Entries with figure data
--- start ---

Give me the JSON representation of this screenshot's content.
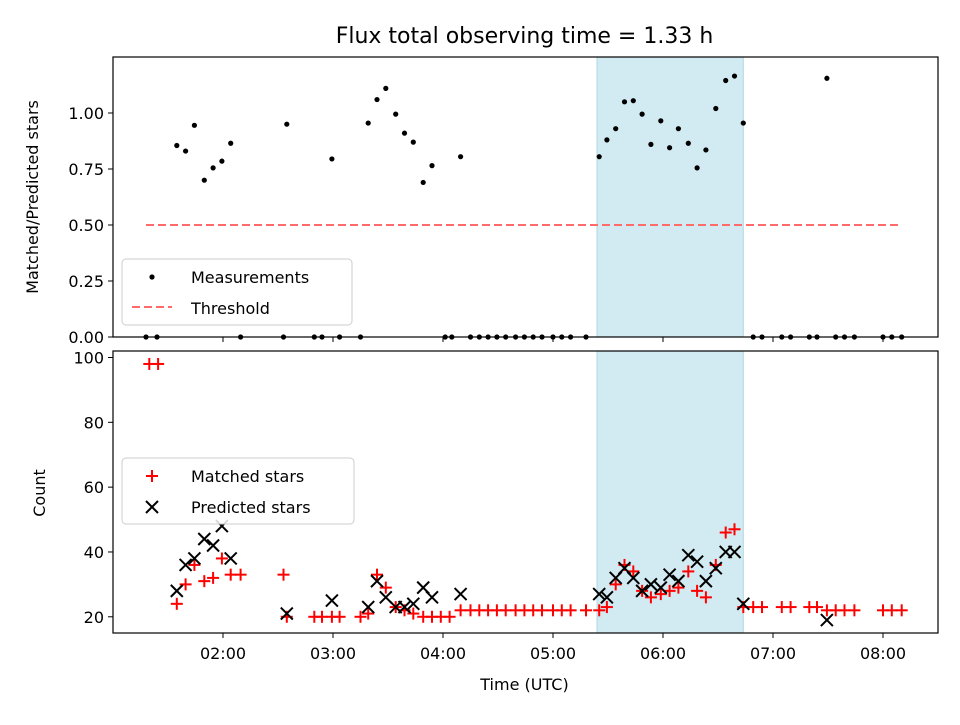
{
  "chart_data": [
    {
      "type": "scatter",
      "title": "Flux total observing time = 1.33 h",
      "xlabel": "",
      "ylabel": "Matched/Predicted stars",
      "xlim_hours": [
        1.0,
        8.5
      ],
      "ylim": [
        0,
        1.25
      ],
      "yticks": [
        0.0,
        0.25,
        0.5,
        0.75,
        1.0
      ],
      "ytick_labels": [
        "0.00",
        "0.25",
        "0.50",
        "0.75",
        "1.00"
      ],
      "grid": false,
      "legend": {
        "placement": "lower-left",
        "entries": [
          "Measurements",
          "Threshold"
        ]
      },
      "highlight_span_hours": [
        5.4,
        6.73
      ],
      "threshold": {
        "y": 0.5,
        "x_hours": [
          1.3,
          8.17
        ],
        "color": "#ff6b6b",
        "style": "dashed"
      },
      "series": [
        {
          "name": "Measurements",
          "marker": "dot",
          "color": "#000000",
          "points": [
            [
              1.3,
              0
            ],
            [
              1.4,
              0
            ],
            [
              1.58,
              0.855
            ],
            [
              1.66,
              0.83
            ],
            [
              1.74,
              0.945
            ],
            [
              1.83,
              0.7
            ],
            [
              1.91,
              0.755
            ],
            [
              1.99,
              0.785
            ],
            [
              2.07,
              0.865
            ],
            [
              2.16,
              0
            ],
            [
              2.55,
              0
            ],
            [
              2.58,
              0.95
            ],
            [
              2.83,
              0
            ],
            [
              2.9,
              0
            ],
            [
              2.99,
              0.795
            ],
            [
              3.06,
              0
            ],
            [
              3.25,
              0
            ],
            [
              3.32,
              0.955
            ],
            [
              3.4,
              1.06
            ],
            [
              3.48,
              1.11
            ],
            [
              3.57,
              0.995
            ],
            [
              3.65,
              0.91
            ],
            [
              3.73,
              0.87
            ],
            [
              3.82,
              0.69
            ],
            [
              3.9,
              0.765
            ],
            [
              4.02,
              0
            ],
            [
              4.08,
              0
            ],
            [
              4.16,
              0.805
            ],
            [
              4.25,
              0
            ],
            [
              4.33,
              0
            ],
            [
              4.41,
              0
            ],
            [
              4.49,
              0
            ],
            [
              4.57,
              0
            ],
            [
              4.66,
              0
            ],
            [
              4.74,
              0
            ],
            [
              4.82,
              0
            ],
            [
              4.9,
              0
            ],
            [
              5.0,
              0
            ],
            [
              5.08,
              0
            ],
            [
              5.16,
              0
            ],
            [
              5.3,
              0
            ],
            [
              5.42,
              0.805
            ],
            [
              5.49,
              0.88
            ],
            [
              5.57,
              0.93
            ],
            [
              5.65,
              1.05
            ],
            [
              5.73,
              1.055
            ],
            [
              5.81,
              0.995
            ],
            [
              5.89,
              0.86
            ],
            [
              5.98,
              0.965
            ],
            [
              6.06,
              0.845
            ],
            [
              6.14,
              0.93
            ],
            [
              6.23,
              0.865
            ],
            [
              6.31,
              0.755
            ],
            [
              6.39,
              0.835
            ],
            [
              6.48,
              1.02
            ],
            [
              6.57,
              1.145
            ],
            [
              6.65,
              1.165
            ],
            [
              6.73,
              0.955
            ],
            [
              6.82,
              0
            ],
            [
              6.9,
              0
            ],
            [
              7.08,
              0
            ],
            [
              7.16,
              0
            ],
            [
              7.33,
              0
            ],
            [
              7.4,
              0
            ],
            [
              7.49,
              1.155
            ],
            [
              7.57,
              0
            ],
            [
              7.65,
              0
            ],
            [
              7.74,
              0
            ],
            [
              8.0,
              0
            ],
            [
              8.08,
              0
            ],
            [
              8.17,
              0
            ]
          ]
        }
      ],
      "x_tick_marks_hours": [
        2,
        3,
        4,
        5,
        6,
        7,
        8
      ]
    },
    {
      "type": "scatter",
      "title": "",
      "xlabel": "Time (UTC)",
      "ylabel": "Count",
      "xlim_hours": [
        1.0,
        8.5
      ],
      "ylim": [
        15,
        102
      ],
      "yticks": [
        20,
        40,
        60,
        80,
        100
      ],
      "ytick_labels": [
        "20",
        "40",
        "60",
        "80",
        "100"
      ],
      "xticks_hours": [
        2,
        3,
        4,
        5,
        6,
        7,
        8
      ],
      "xtick_labels": [
        "02:00",
        "03:00",
        "04:00",
        "05:00",
        "06:00",
        "07:00",
        "08:00"
      ],
      "grid": false,
      "legend": {
        "placement": "center-left",
        "entries": [
          "Matched stars",
          "Predicted stars"
        ]
      },
      "highlight_span_hours": [
        5.4,
        6.73
      ],
      "series": [
        {
          "name": "Matched stars",
          "marker": "plus",
          "color": "#ff0000",
          "points": [
            [
              1.33,
              98
            ],
            [
              1.41,
              98
            ],
            [
              1.58,
              24
            ],
            [
              1.66,
              30
            ],
            [
              1.74,
              36
            ],
            [
              1.83,
              31
            ],
            [
              1.91,
              32
            ],
            [
              1.99,
              38
            ],
            [
              2.07,
              33
            ],
            [
              2.16,
              33
            ],
            [
              2.55,
              33
            ],
            [
              2.58,
              20
            ],
            [
              2.83,
              20
            ],
            [
              2.9,
              20
            ],
            [
              2.99,
              20
            ],
            [
              3.06,
              20
            ],
            [
              3.25,
              20
            ],
            [
              3.32,
              21
            ],
            [
              3.4,
              33
            ],
            [
              3.48,
              29
            ],
            [
              3.57,
              23
            ],
            [
              3.65,
              22
            ],
            [
              3.73,
              21
            ],
            [
              3.82,
              20
            ],
            [
              3.9,
              20
            ],
            [
              3.98,
              20
            ],
            [
              4.06,
              20
            ],
            [
              4.16,
              22
            ],
            [
              4.25,
              22
            ],
            [
              4.33,
              22
            ],
            [
              4.41,
              22
            ],
            [
              4.49,
              22
            ],
            [
              4.57,
              22
            ],
            [
              4.66,
              22
            ],
            [
              4.74,
              22
            ],
            [
              4.82,
              22
            ],
            [
              4.9,
              22
            ],
            [
              5.0,
              22
            ],
            [
              5.08,
              22
            ],
            [
              5.16,
              22
            ],
            [
              5.3,
              22
            ],
            [
              5.42,
              22
            ],
            [
              5.49,
              23
            ],
            [
              5.57,
              30
            ],
            [
              5.65,
              36
            ],
            [
              5.73,
              34
            ],
            [
              5.81,
              28
            ],
            [
              5.89,
              26
            ],
            [
              5.98,
              27
            ],
            [
              6.06,
              28
            ],
            [
              6.14,
              29
            ],
            [
              6.23,
              34
            ],
            [
              6.31,
              28
            ],
            [
              6.39,
              26
            ],
            [
              6.48,
              36
            ],
            [
              6.57,
              46
            ],
            [
              6.65,
              47
            ],
            [
              6.73,
              23
            ],
            [
              6.82,
              23
            ],
            [
              6.9,
              23
            ],
            [
              7.08,
              23
            ],
            [
              7.16,
              23
            ],
            [
              7.33,
              23
            ],
            [
              7.4,
              23
            ],
            [
              7.49,
              22
            ],
            [
              7.57,
              22
            ],
            [
              7.65,
              22
            ],
            [
              7.74,
              22
            ],
            [
              8.0,
              22
            ],
            [
              8.08,
              22
            ],
            [
              8.17,
              22
            ]
          ]
        },
        {
          "name": "Predicted stars",
          "marker": "x",
          "color": "#000000",
          "points": [
            [
              1.58,
              28
            ],
            [
              1.66,
              36
            ],
            [
              1.74,
              38
            ],
            [
              1.83,
              44
            ],
            [
              1.91,
              42
            ],
            [
              1.99,
              48
            ],
            [
              2.07,
              38
            ],
            [
              2.58,
              21
            ],
            [
              2.99,
              25
            ],
            [
              3.32,
              23
            ],
            [
              3.4,
              31
            ],
            [
              3.48,
              26
            ],
            [
              3.57,
              23
            ],
            [
              3.65,
              23
            ],
            [
              3.73,
              24
            ],
            [
              3.82,
              29
            ],
            [
              3.9,
              26
            ],
            [
              4.16,
              27
            ],
            [
              5.42,
              27
            ],
            [
              5.49,
              26
            ],
            [
              5.57,
              32
            ],
            [
              5.65,
              35
            ],
            [
              5.73,
              32
            ],
            [
              5.81,
              28
            ],
            [
              5.89,
              30
            ],
            [
              5.98,
              29
            ],
            [
              6.06,
              33
            ],
            [
              6.14,
              31
            ],
            [
              6.23,
              39
            ],
            [
              6.31,
              37
            ],
            [
              6.39,
              31
            ],
            [
              6.48,
              35
            ],
            [
              6.57,
              40
            ],
            [
              6.65,
              40
            ],
            [
              6.73,
              24
            ],
            [
              7.49,
              19
            ]
          ]
        }
      ]
    }
  ],
  "colors": {
    "highlight": "#add8e6",
    "threshold": "#ff6b6b",
    "matched": "#ff0000",
    "predicted": "#000000",
    "measurement": "#000000"
  }
}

--- end ---

* Problem details *
Check each line of the material above for "placement" and say how many lines contain it, giving the number alone.

* Exercise answer *
2